§ Stored data:

• • •

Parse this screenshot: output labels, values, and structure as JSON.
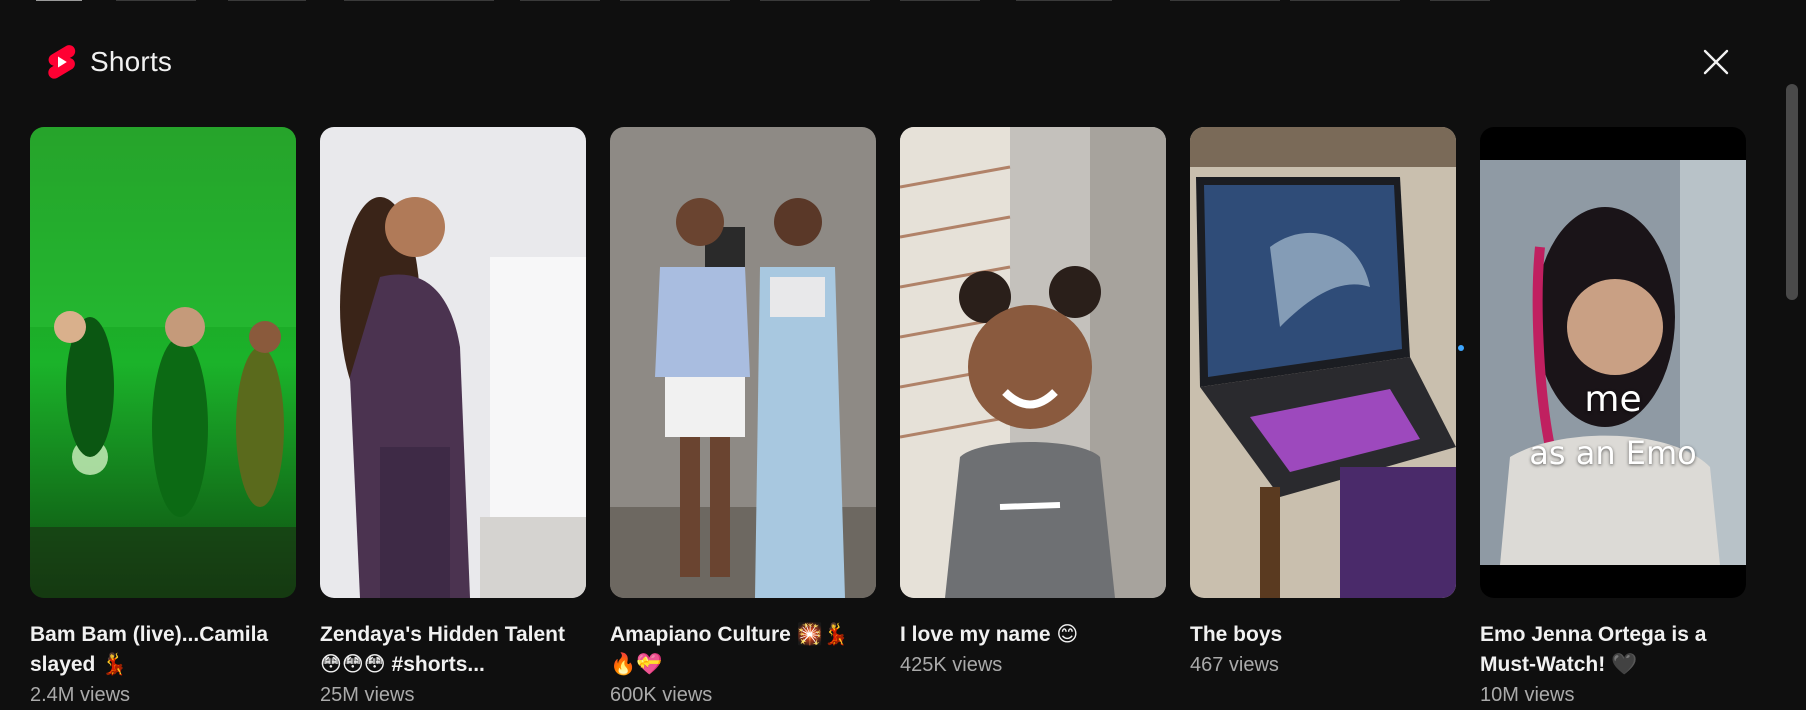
{
  "shelf": {
    "title": "Shorts",
    "logo_icon": "youtube-shorts-logo",
    "close_icon": "close-icon",
    "brand_color": "#ff0033"
  },
  "shorts": [
    {
      "title": "Bam Bam (live)...Camila slayed 💃",
      "views": "2.4M views"
    },
    {
      "title": "Zendaya's Hidden Talent 😳😳😳 #shorts...",
      "views": "25M views"
    },
    {
      "title": "Amapiano Culture 🎇💃 🔥💝",
      "views": "600K views"
    },
    {
      "title": "I love my name 😊",
      "views": "425K views"
    },
    {
      "title": "The boys",
      "views": "467 views"
    },
    {
      "title": "Emo Jenna Ortega is a Must-Watch! 🖤",
      "views": "10M views",
      "overlay_line1": "me",
      "overlay_line2": "as an Emo"
    }
  ]
}
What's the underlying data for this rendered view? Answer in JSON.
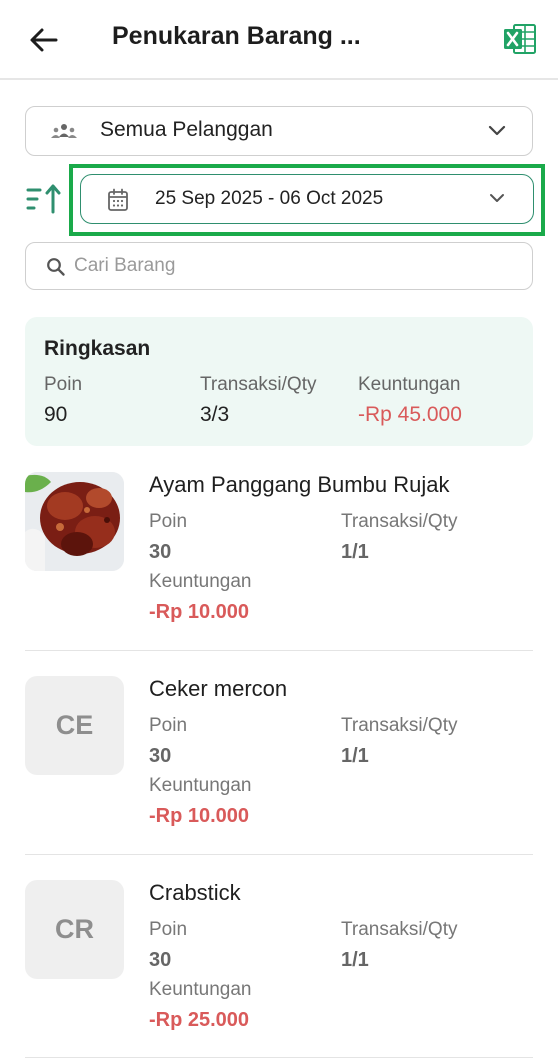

• • •

§ Your instructions: Extract the text of all the records above verbatim, excluding pictures.

§ Exercise solution:
Parse this screenshot: output labels, values, and structure as JSON.
{
  "shelf": {
    "title": "Shorts",
    "logo_icon": "youtube-shorts-logo",
    "close_icon": "close-icon",
    "brand_color": "#ff0033"
  },
  "shorts": [
    {
      "title": "Bam Bam (live)...Camila slayed 💃",
      "views": "2.4M views"
    },
    {
      "title": "Zendaya's Hidden Talent 😳😳😳 #shorts...",
      "views": "25M views"
    },
    {
      "title": "Amapiano Culture 🎇💃 🔥💝",
      "views": "600K views"
    },
    {
      "title": "I love my name 😊",
      "views": "425K views"
    },
    {
      "title": "The boys",
      "views": "467 views"
    },
    {
      "title": "Emo Jenna Ortega is a Must-Watch! 🖤",
      "views": "10M views",
      "overlay_line1": "me",
      "overlay_line2": "as an Emo"
    }
  ]
}
What's the underlying data for this rendered view? Answer in JSON.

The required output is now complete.